* _Required task_: Write the entries out again exactly as they stand, but without the pictures.

* _Task inputs_:
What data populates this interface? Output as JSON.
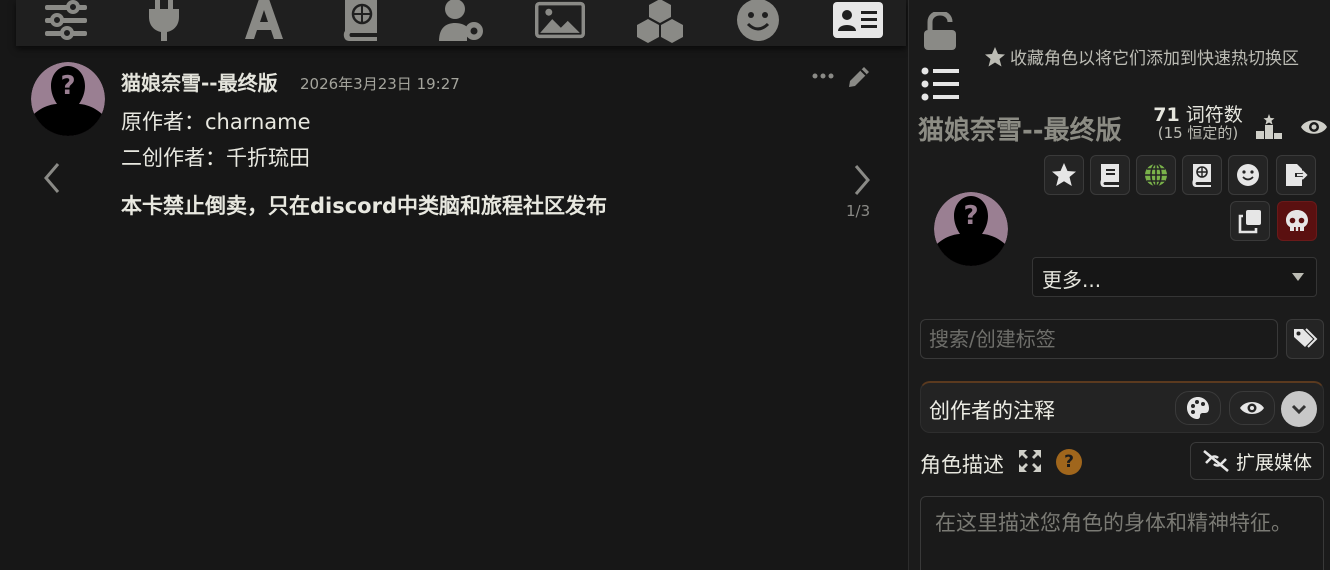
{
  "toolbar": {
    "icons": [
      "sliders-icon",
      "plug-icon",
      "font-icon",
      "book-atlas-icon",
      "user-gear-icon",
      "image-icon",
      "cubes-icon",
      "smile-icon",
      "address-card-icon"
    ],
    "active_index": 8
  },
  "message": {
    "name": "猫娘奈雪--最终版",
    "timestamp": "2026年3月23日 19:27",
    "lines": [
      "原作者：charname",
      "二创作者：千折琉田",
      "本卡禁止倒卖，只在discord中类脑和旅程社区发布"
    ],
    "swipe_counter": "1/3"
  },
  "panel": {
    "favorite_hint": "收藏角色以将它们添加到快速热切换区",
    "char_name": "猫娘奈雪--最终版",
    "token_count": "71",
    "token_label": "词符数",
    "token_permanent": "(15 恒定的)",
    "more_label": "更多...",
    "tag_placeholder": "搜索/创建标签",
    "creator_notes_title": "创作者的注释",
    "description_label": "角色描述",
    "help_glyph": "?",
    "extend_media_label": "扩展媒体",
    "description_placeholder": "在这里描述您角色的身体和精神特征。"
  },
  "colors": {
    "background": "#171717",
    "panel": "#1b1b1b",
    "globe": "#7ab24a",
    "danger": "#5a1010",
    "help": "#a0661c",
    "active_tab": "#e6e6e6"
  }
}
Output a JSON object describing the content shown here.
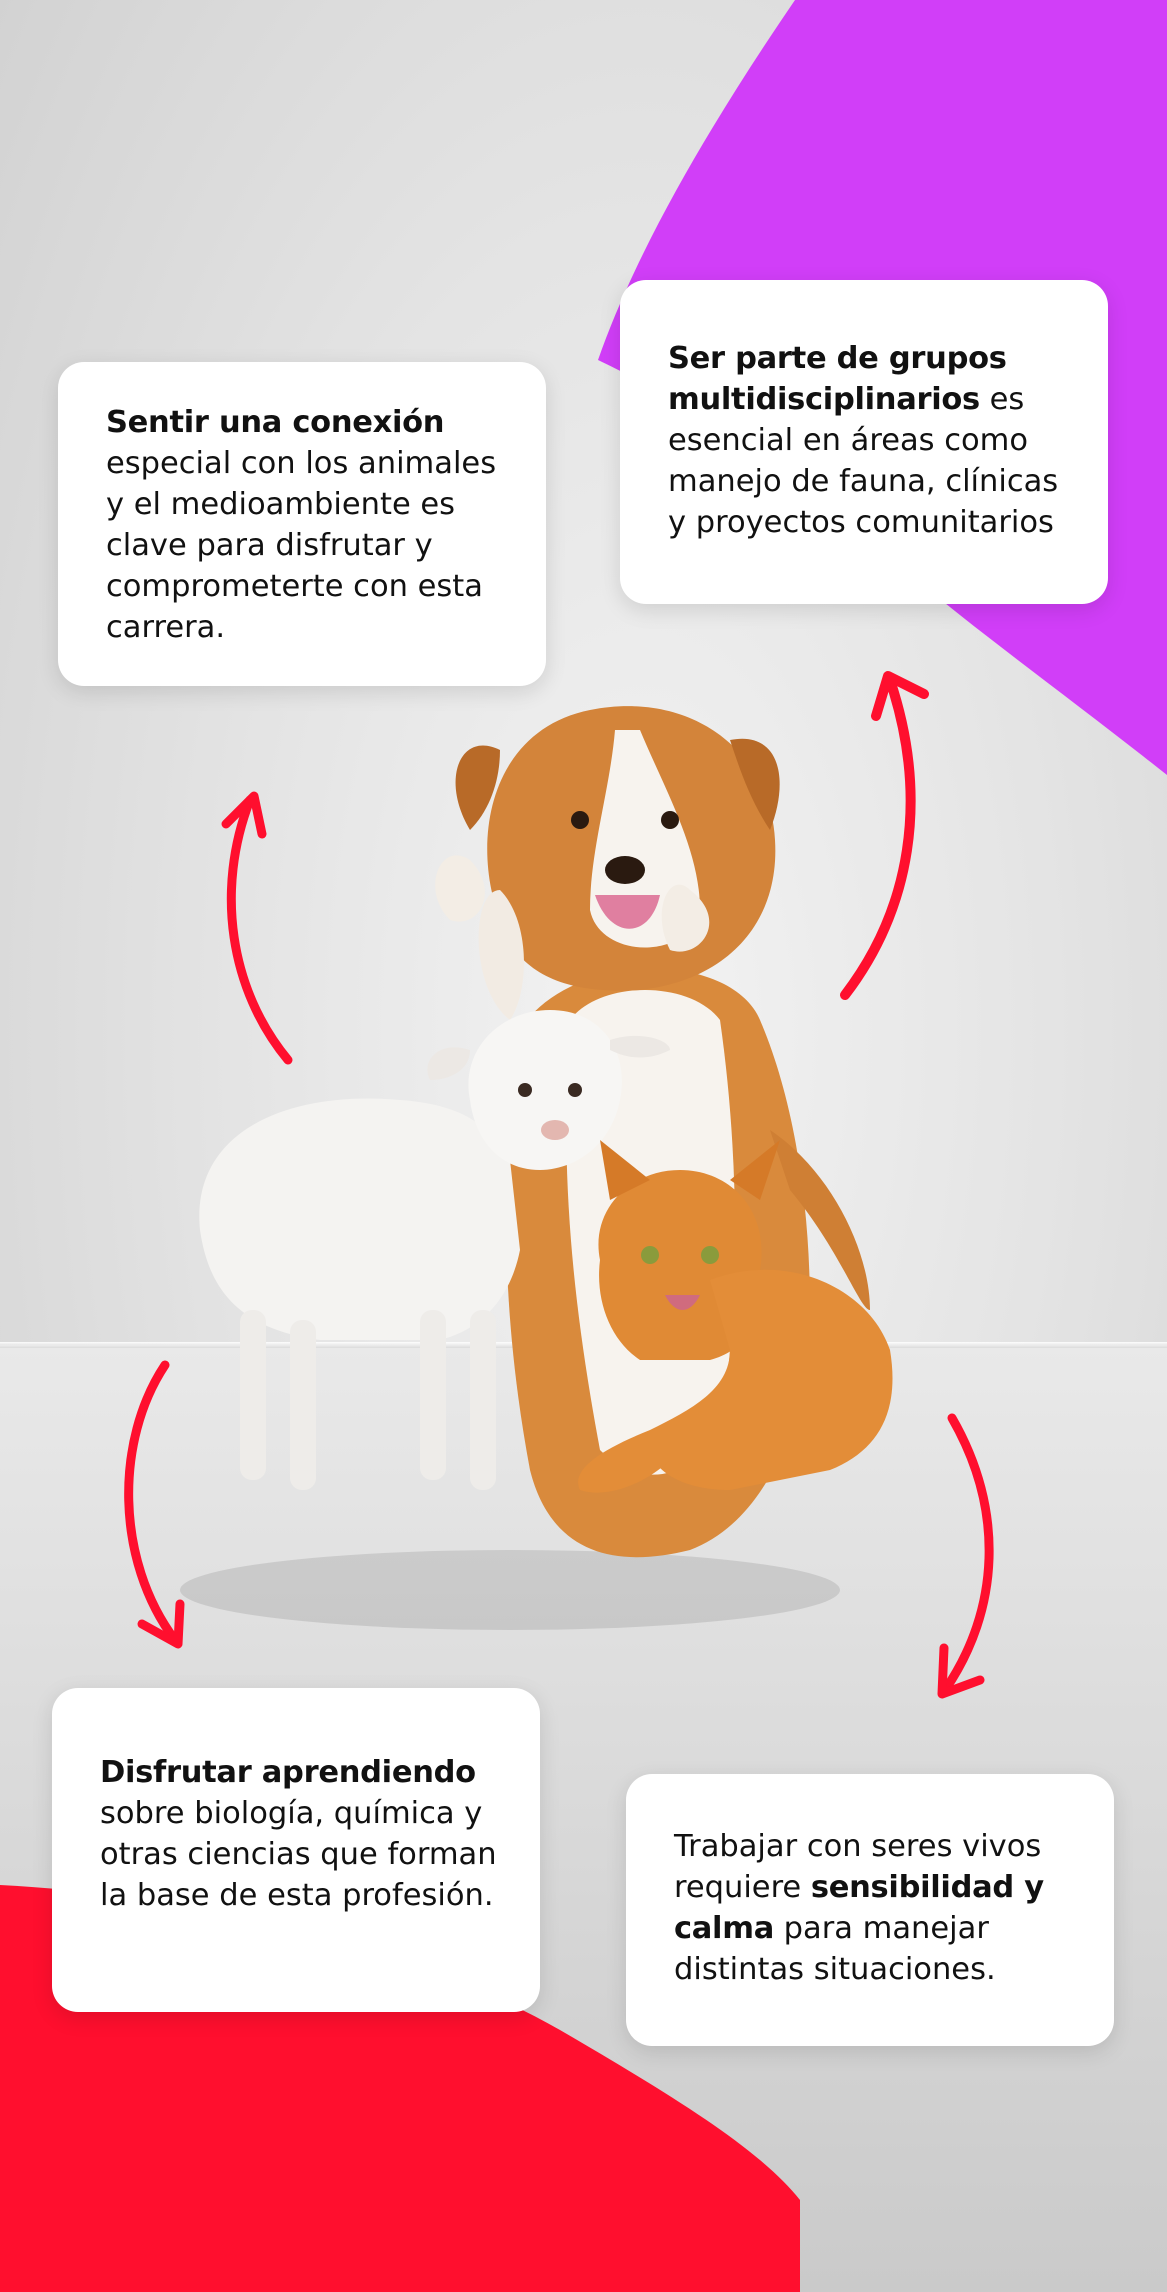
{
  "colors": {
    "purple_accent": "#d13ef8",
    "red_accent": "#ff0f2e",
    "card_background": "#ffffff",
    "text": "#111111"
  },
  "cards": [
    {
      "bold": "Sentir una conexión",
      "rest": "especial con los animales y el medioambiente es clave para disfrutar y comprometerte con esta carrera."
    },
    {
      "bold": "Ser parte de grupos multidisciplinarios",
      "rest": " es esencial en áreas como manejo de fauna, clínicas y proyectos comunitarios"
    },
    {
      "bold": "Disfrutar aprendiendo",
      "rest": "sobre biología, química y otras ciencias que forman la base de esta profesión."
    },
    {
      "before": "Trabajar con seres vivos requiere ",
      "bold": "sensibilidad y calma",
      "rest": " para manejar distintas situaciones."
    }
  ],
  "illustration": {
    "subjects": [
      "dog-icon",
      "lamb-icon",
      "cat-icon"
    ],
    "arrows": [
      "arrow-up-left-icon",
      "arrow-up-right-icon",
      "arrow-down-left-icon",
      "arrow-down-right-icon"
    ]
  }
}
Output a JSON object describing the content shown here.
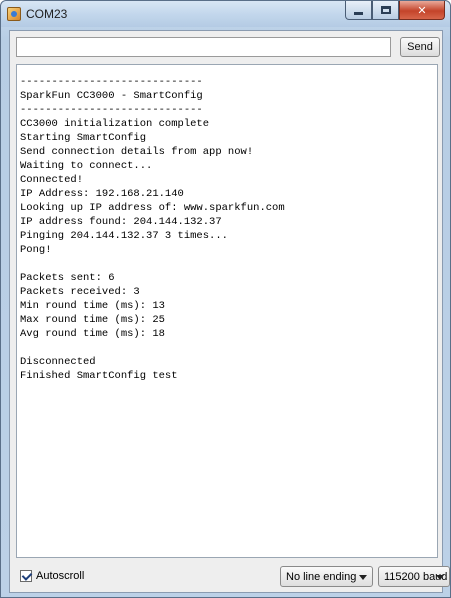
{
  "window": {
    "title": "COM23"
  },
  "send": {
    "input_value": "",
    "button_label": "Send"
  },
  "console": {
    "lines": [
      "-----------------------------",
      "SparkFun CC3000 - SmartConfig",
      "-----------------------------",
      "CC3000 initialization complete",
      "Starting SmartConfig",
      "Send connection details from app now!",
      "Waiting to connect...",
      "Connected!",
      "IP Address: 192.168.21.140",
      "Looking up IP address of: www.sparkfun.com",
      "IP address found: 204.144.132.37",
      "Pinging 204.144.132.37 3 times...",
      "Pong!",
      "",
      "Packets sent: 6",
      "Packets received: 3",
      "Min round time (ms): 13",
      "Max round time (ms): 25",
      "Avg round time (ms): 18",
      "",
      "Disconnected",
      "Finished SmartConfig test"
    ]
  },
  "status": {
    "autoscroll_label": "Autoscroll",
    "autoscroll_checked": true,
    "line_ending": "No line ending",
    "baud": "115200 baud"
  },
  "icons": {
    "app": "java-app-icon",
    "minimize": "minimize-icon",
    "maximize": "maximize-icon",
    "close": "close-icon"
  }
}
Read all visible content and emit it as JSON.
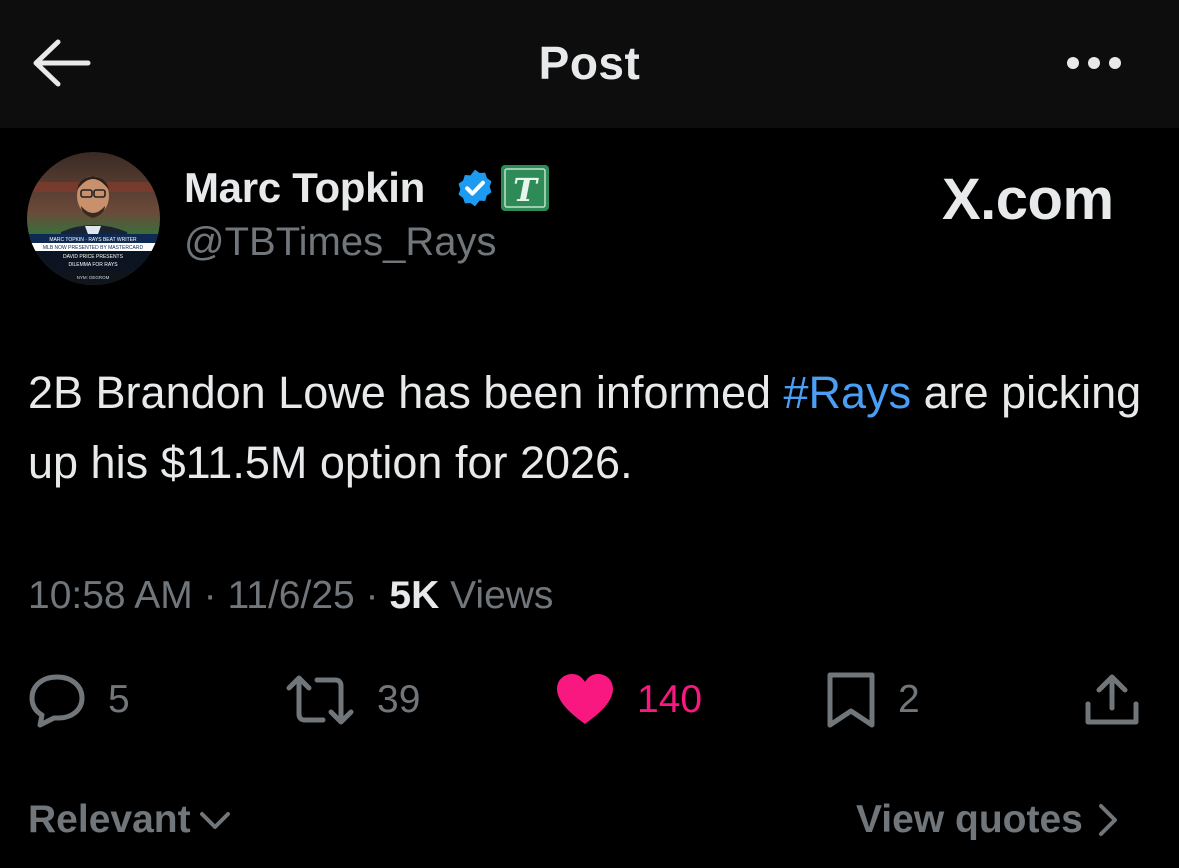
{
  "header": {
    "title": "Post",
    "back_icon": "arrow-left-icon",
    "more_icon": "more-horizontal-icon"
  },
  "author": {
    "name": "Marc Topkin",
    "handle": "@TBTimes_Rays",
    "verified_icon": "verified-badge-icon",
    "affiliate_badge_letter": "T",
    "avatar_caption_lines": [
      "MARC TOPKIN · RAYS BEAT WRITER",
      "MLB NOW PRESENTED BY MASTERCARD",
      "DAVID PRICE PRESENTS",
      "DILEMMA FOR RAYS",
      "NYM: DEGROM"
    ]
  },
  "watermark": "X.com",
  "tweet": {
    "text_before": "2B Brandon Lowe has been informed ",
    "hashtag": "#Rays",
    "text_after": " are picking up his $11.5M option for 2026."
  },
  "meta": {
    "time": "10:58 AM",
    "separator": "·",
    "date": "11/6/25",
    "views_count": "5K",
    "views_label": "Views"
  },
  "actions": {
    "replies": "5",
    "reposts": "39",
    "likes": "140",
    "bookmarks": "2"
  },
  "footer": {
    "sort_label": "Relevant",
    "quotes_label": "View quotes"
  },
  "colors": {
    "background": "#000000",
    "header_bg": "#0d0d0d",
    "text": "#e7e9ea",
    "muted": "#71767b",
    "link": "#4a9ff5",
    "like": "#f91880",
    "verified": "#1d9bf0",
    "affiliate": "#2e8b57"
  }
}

* _Task answer_:
What data populates this interface? Output as JSON.
{
  "toolbar": {
    "icons": [
      "sliders-icon",
      "plug-icon",
      "font-icon",
      "book-atlas-icon",
      "user-gear-icon",
      "image-icon",
      "cubes-icon",
      "smile-icon",
      "address-card-icon"
    ],
    "active_index": 8
  },
  "message": {
    "name": "猫娘奈雪--最终版",
    "timestamp": "2026年3月23日 19:27",
    "lines": [
      "原作者：charname",
      "二创作者：千折琉田",
      "本卡禁止倒卖，只在discord中类脑和旅程社区发布"
    ],
    "swipe_counter": "1/3"
  },
  "panel": {
    "favorite_hint": "收藏角色以将它们添加到快速热切换区",
    "char_name": "猫娘奈雪--最终版",
    "token_count": "71",
    "token_label": "词符数",
    "token_permanent": "(15 恒定的)",
    "more_label": "更多...",
    "tag_placeholder": "搜索/创建标签",
    "creator_notes_title": "创作者的注释",
    "description_label": "角色描述",
    "help_glyph": "?",
    "extend_media_label": "扩展媒体",
    "description_placeholder": "在这里描述您角色的身体和精神特征。"
  },
  "colors": {
    "background": "#171717",
    "panel": "#1b1b1b",
    "globe": "#7ab24a",
    "danger": "#5a1010",
    "help": "#a0661c",
    "active_tab": "#e6e6e6"
  }
}
Output a JSON object describing the content shown here.
{
  "colors": {
    "purple_accent": "#d13ef8",
    "red_accent": "#ff0f2e",
    "card_background": "#ffffff",
    "text": "#111111"
  },
  "cards": [
    {
      "bold": "Sentir una conexión",
      "rest": "especial con los animales y el medioambiente es clave para disfrutar y comprometerte con esta carrera."
    },
    {
      "bold": "Ser parte de grupos multidisciplinarios",
      "rest": " es esencial en áreas como manejo de fauna, clínicas y proyectos comunitarios"
    },
    {
      "bold": "Disfrutar aprendiendo",
      "rest": "sobre biología, química y otras ciencias que forman la base de esta profesión."
    },
    {
      "before": "Trabajar con seres vivos requiere ",
      "bold": "sensibilidad y calma",
      "rest": " para manejar distintas situaciones."
    }
  ],
  "illustration": {
    "subjects": [
      "dog-icon",
      "lamb-icon",
      "cat-icon"
    ],
    "arrows": [
      "arrow-up-left-icon",
      "arrow-up-right-icon",
      "arrow-down-left-icon",
      "arrow-down-right-icon"
    ]
  }
}
Output a JSON object describing the content shown here.
{
  "window": {
    "title": "COM23"
  },
  "send": {
    "input_value": "",
    "button_label": "Send"
  },
  "console": {
    "lines": [
      "-----------------------------",
      "SparkFun CC3000 - SmartConfig",
      "-----------------------------",
      "CC3000 initialization complete",
      "Starting SmartConfig",
      "Send connection details from app now!",
      "Waiting to connect...",
      "Connected!",
      "IP Address: 192.168.21.140",
      "Looking up IP address of: www.sparkfun.com",
      "IP address found: 204.144.132.37",
      "Pinging 204.144.132.37 3 times...",
      "Pong!",
      "",
      "Packets sent: 6",
      "Packets received: 3",
      "Min round time (ms): 13",
      "Max round time (ms): 25",
      "Avg round time (ms): 18",
      "",
      "Disconnected",
      "Finished SmartConfig test"
    ]
  },
  "status": {
    "autoscroll_label": "Autoscroll",
    "autoscroll_checked": true,
    "line_ending": "No line ending",
    "baud": "115200 baud"
  },
  "icons": {
    "app": "java-app-icon",
    "minimize": "minimize-icon",
    "maximize": "maximize-icon",
    "close": "close-icon"
  }
}
Read all visible content and emit it as JSON.
{
  "header": {
    "title": "Post",
    "back_icon": "arrow-left-icon",
    "more_icon": "more-horizontal-icon"
  },
  "author": {
    "name": "Marc Topkin",
    "handle": "@TBTimes_Rays",
    "verified_icon": "verified-badge-icon",
    "affiliate_badge_letter": "T",
    "avatar_caption_lines": [
      "MARC TOPKIN · RAYS BEAT WRITER",
      "MLB NOW PRESENTED BY MASTERCARD",
      "DAVID PRICE PRESENTS",
      "DILEMMA FOR RAYS",
      "NYM: DEGROM"
    ]
  },
  "watermark": "X.com",
  "tweet": {
    "text_before": "2B Brandon Lowe has been informed ",
    "hashtag": "#Rays",
    "text_after": " are picking up his $11.5M option for 2026."
  },
  "meta": {
    "time": "10:58 AM",
    "separator": "·",
    "date": "11/6/25",
    "views_count": "5K",
    "views_label": "Views"
  },
  "actions": {
    "replies": "5",
    "reposts": "39",
    "likes": "140",
    "bookmarks": "2"
  },
  "footer": {
    "sort_label": "Relevant",
    "quotes_label": "View quotes"
  },
  "colors": {
    "background": "#000000",
    "header_bg": "#0d0d0d",
    "text": "#e7e9ea",
    "muted": "#71767b",
    "link": "#4a9ff5",
    "like": "#f91880",
    "verified": "#1d9bf0",
    "affiliate": "#2e8b57"
  }
}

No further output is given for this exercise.